> [INSTRUCTIONS FOR THE TASK]
Print each of the entries exactly, leaving nothing out.
## start ROWS
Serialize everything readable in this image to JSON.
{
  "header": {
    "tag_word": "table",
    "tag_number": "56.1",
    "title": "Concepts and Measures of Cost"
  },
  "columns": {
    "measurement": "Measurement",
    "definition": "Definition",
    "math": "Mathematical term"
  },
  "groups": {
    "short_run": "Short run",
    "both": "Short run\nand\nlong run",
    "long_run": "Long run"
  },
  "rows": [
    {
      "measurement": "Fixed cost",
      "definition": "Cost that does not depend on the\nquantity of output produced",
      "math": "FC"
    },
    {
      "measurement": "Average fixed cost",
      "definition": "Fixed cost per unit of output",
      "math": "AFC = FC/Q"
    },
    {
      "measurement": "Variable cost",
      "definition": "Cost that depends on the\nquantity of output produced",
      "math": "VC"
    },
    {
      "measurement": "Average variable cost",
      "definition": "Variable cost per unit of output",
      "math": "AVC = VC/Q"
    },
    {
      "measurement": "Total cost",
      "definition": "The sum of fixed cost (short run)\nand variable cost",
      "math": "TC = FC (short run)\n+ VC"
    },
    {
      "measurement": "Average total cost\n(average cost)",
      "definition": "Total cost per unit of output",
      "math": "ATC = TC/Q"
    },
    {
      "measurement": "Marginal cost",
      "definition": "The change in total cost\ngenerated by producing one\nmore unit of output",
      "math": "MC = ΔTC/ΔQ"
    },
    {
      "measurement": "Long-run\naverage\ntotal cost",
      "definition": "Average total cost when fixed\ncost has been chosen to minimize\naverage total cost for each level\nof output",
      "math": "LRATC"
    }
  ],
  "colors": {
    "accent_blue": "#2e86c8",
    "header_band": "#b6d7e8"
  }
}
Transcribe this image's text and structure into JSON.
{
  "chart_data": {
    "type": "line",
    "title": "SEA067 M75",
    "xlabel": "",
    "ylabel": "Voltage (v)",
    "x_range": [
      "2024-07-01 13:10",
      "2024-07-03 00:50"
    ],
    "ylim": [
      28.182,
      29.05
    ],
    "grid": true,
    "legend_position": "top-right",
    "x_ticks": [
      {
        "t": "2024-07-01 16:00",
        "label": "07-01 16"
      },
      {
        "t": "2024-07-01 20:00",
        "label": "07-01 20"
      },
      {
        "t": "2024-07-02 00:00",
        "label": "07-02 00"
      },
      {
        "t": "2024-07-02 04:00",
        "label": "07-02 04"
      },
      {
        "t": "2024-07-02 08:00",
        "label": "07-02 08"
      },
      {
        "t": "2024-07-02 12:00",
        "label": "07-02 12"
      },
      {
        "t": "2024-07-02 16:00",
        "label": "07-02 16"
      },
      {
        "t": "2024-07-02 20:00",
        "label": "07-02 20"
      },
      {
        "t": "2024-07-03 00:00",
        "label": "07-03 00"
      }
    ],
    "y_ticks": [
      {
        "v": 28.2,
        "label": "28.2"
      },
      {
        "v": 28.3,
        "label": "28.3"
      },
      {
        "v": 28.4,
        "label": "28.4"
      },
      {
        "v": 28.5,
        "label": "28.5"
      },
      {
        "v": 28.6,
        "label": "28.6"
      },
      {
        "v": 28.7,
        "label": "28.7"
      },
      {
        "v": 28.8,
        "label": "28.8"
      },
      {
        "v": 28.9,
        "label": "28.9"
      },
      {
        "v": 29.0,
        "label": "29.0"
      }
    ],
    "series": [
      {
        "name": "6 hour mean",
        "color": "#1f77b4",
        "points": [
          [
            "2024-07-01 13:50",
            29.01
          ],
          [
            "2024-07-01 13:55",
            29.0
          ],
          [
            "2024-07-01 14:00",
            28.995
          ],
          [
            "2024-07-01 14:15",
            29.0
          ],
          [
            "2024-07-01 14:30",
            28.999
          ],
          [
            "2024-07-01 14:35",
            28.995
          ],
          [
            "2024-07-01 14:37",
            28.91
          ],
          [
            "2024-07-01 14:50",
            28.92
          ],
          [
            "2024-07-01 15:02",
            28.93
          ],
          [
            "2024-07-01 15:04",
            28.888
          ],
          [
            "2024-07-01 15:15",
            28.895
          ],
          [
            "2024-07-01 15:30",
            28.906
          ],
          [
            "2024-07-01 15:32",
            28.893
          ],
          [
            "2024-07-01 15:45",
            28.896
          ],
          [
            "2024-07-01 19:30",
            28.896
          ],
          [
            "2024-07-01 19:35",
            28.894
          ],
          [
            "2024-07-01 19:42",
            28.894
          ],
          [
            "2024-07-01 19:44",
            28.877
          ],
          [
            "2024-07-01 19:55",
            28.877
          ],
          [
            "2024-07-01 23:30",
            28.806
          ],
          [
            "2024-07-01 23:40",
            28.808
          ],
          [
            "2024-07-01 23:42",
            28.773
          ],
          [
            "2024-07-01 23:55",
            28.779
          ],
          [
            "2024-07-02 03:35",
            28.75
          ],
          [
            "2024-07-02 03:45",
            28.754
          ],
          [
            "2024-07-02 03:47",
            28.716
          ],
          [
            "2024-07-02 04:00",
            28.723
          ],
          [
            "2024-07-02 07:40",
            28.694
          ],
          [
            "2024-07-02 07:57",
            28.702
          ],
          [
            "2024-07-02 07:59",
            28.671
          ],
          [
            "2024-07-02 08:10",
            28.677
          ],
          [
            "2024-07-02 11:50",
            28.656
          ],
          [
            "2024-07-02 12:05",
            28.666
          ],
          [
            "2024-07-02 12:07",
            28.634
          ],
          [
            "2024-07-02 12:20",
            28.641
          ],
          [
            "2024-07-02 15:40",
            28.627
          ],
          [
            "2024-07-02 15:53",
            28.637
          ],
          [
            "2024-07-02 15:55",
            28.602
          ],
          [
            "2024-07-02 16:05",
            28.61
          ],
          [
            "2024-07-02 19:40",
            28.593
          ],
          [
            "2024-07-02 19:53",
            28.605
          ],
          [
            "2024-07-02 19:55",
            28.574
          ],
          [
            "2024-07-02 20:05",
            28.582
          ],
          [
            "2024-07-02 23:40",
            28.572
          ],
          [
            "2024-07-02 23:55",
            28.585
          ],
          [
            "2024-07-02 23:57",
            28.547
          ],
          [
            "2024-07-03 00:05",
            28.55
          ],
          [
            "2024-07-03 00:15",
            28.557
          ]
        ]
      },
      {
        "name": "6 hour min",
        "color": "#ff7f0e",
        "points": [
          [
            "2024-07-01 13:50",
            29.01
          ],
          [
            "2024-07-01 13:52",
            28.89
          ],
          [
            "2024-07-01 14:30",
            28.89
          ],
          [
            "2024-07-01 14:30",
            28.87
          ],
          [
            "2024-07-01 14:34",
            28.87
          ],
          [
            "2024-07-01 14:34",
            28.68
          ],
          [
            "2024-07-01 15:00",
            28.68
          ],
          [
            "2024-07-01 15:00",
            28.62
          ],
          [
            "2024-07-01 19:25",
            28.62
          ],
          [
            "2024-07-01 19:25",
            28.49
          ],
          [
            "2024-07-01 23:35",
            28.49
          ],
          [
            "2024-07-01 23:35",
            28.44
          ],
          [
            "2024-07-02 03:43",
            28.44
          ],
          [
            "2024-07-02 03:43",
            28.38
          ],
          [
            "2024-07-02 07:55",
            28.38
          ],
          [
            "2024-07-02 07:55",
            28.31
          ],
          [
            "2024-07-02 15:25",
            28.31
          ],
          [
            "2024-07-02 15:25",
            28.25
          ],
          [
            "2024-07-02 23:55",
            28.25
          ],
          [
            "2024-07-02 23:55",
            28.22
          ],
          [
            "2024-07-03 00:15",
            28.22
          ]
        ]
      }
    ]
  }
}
## end ROWS
> [ANSWER TO THE TASK]
Serialize everything readable in this image to JSON.
{
  "header": {
    "tag_word": "table",
    "tag_number": "56.1",
    "title": "Concepts and Measures of Cost"
  },
  "columns": {
    "measurement": "Measurement",
    "definition": "Definition",
    "math": "Mathematical term"
  },
  "groups": {
    "short_run": "Short run",
    "both": "Short run\nand\nlong run",
    "long_run": "Long run"
  },
  "rows": [
    {
      "measurement": "Fixed cost",
      "definition": "Cost that does not depend on the\nquantity of output produced",
      "math": "FC"
    },
    {
      "measurement": "Average fixed cost",
      "definition": "Fixed cost per unit of output",
      "math": "AFC = FC/Q"
    },
    {
      "measurement": "Variable cost",
      "definition": "Cost that depends on the\nquantity of output produced",
      "math": "VC"
    },
    {
      "measurement": "Average variable cost",
      "definition": "Variable cost per unit of output",
      "math": "AVC = VC/Q"
    },
    {
      "measurement": "Total cost",
      "definition": "The sum of fixed cost (short run)\nand variable cost",
      "math": "TC = FC (short run)\n+ VC"
    },
    {
      "measurement": "Average total cost\n(average cost)",
      "definition": "Total cost per unit of output",
      "math": "ATC = TC/Q"
    },
    {
      "measurement": "Marginal cost",
      "definition": "The change in total cost\ngenerated by producing one\nmore unit of output",
      "math": "MC = ΔTC/ΔQ"
    },
    {
      "measurement": "Long-run\naverage\ntotal cost",
      "definition": "Average total cost when fixed\ncost has been chosen to minimize\naverage total cost for each level\nof output",
      "math": "LRATC"
    }
  ],
  "colors": {
    "accent_blue": "#2e86c8",
    "header_band": "#b6d7e8"
  }
}
Transcribe this image's text and structure into JSON.
{
  "chart_data": {
    "type": "line",
    "title": "SEA067 M75",
    "xlabel": "",
    "ylabel": "Voltage (v)",
    "x_range": [
      "2024-07-01 13:10",
      "2024-07-03 00:50"
    ],
    "ylim": [
      28.182,
      29.05
    ],
    "grid": true,
    "legend_position": "top-right",
    "x_ticks": [
      {
        "t": "2024-07-01 16:00",
        "label": "07-01 16"
      },
      {
        "t": "2024-07-01 20:00",
        "label": "07-01 20"
      },
      {
        "t": "2024-07-02 00:00",
        "label": "07-02 00"
      },
      {
        "t": "2024-07-02 04:00",
        "label": "07-02 04"
      },
      {
        "t": "2024-07-02 08:00",
        "label": "07-02 08"
      },
      {
        "t": "2024-07-02 12:00",
        "label": "07-02 12"
      },
      {
        "t": "2024-07-02 16:00",
        "label": "07-02 16"
      },
      {
        "t": "2024-07-02 20:00",
        "label": "07-02 20"
      },
      {
        "t": "2024-07-03 00:00",
        "label": "07-03 00"
      }
    ],
    "y_ticks": [
      {
        "v": 28.2,
        "label": "28.2"
      },
      {
        "v": 28.3,
        "label": "28.3"
      },
      {
        "v": 28.4,
        "label": "28.4"
      },
      {
        "v": 28.5,
        "label": "28.5"
      },
      {
        "v": 28.6,
        "label": "28.6"
      },
      {
        "v": 28.7,
        "label": "28.7"
      },
      {
        "v": 28.8,
        "label": "28.8"
      },
      {
        "v": 28.9,
        "label": "28.9"
      },
      {
        "v": 29.0,
        "label": "29.0"
      }
    ],
    "series": [
      {
        "name": "6 hour mean",
        "color": "#1f77b4",
        "points": [
          [
            "2024-07-01 13:50",
            29.01
          ],
          [
            "2024-07-01 13:55",
            29.0
          ],
          [
            "2024-07-01 14:00",
            28.995
          ],
          [
            "2024-07-01 14:15",
            29.0
          ],
          [
            "2024-07-01 14:30",
            28.999
          ],
          [
            "2024-07-01 14:35",
            28.995
          ],
          [
            "2024-07-01 14:37",
            28.91
          ],
          [
            "2024-07-01 14:50",
            28.92
          ],
          [
            "2024-07-01 15:02",
            28.93
          ],
          [
            "2024-07-01 15:04",
            28.888
          ],
          [
            "2024-07-01 15:15",
            28.895
          ],
          [
            "2024-07-01 15:30",
            28.906
          ],
          [
            "2024-07-01 15:32",
            28.893
          ],
          [
            "2024-07-01 15:45",
            28.896
          ],
          [
            "2024-07-01 19:30",
            28.896
          ],
          [
            "2024-07-01 19:35",
            28.894
          ],
          [
            "2024-07-01 19:42",
            28.894
          ],
          [
            "2024-07-01 19:44",
            28.877
          ],
          [
            "2024-07-01 19:55",
            28.877
          ],
          [
            "2024-07-01 23:30",
            28.806
          ],
          [
            "2024-07-01 23:40",
            28.808
          ],
          [
            "2024-07-01 23:42",
            28.773
          ],
          [
            "2024-07-01 23:55",
            28.779
          ],
          [
            "2024-07-02 03:35",
            28.75
          ],
          [
            "2024-07-02 03:45",
            28.754
          ],
          [
            "2024-07-02 03:47",
            28.716
          ],
          [
            "2024-07-02 04:00",
            28.723
          ],
          [
            "2024-07-02 07:40",
            28.694
          ],
          [
            "2024-07-02 07:57",
            28.702
          ],
          [
            "2024-07-02 07:59",
            28.671
          ],
          [
            "2024-07-02 08:10",
            28.677
          ],
          [
            "2024-07-02 11:50",
            28.656
          ],
          [
            "2024-07-02 12:05",
            28.666
          ],
          [
            "2024-07-02 12:07",
            28.634
          ],
          [
            "2024-07-02 12:20",
            28.641
          ],
          [
            "2024-07-02 15:40",
            28.627
          ],
          [
            "2024-07-02 15:53",
            28.637
          ],
          [
            "2024-07-02 15:55",
            28.602
          ],
          [
            "2024-07-02 16:05",
            28.61
          ],
          [
            "2024-07-02 19:40",
            28.593
          ],
          [
            "2024-07-02 19:53",
            28.605
          ],
          [
            "2024-07-02 19:55",
            28.574
          ],
          [
            "2024-07-02 20:05",
            28.582
          ],
          [
            "2024-07-02 23:40",
            28.572
          ],
          [
            "2024-07-02 23:55",
            28.585
          ],
          [
            "2024-07-02 23:57",
            28.547
          ],
          [
            "2024-07-03 00:05",
            28.55
          ],
          [
            "2024-07-03 00:15",
            28.557
          ]
        ]
      },
      {
        "name": "6 hour min",
        "color": "#ff7f0e",
        "points": [
          [
            "2024-07-01 13:50",
            29.01
          ],
          [
            "2024-07-01 13:52",
            28.89
          ],
          [
            "2024-07-01 14:30",
            28.89
          ],
          [
            "2024-07-01 14:30",
            28.87
          ],
          [
            "2024-07-01 14:34",
            28.87
          ],
          [
            "2024-07-01 14:34",
            28.68
          ],
          [
            "2024-07-01 15:00",
            28.68
          ],
          [
            "2024-07-01 15:00",
            28.62
          ],
          [
            "2024-07-01 19:25",
            28.62
          ],
          [
            "2024-07-01 19:25",
            28.49
          ],
          [
            "2024-07-01 23:35",
            28.49
          ],
          [
            "2024-07-01 23:35",
            28.44
          ],
          [
            "2024-07-02 03:43",
            28.44
          ],
          [
            "2024-07-02 03:43",
            28.38
          ],
          [
            "2024-07-02 07:55",
            28.38
          ],
          [
            "2024-07-02 07:55",
            28.31
          ],
          [
            "2024-07-02 15:25",
            28.31
          ],
          [
            "2024-07-02 15:25",
            28.25
          ],
          [
            "2024-07-02 23:55",
            28.25
          ],
          [
            "2024-07-02 23:55",
            28.22
          ],
          [
            "2024-07-03 00:15",
            28.22
          ]
        ]
      }
    ]
  }
}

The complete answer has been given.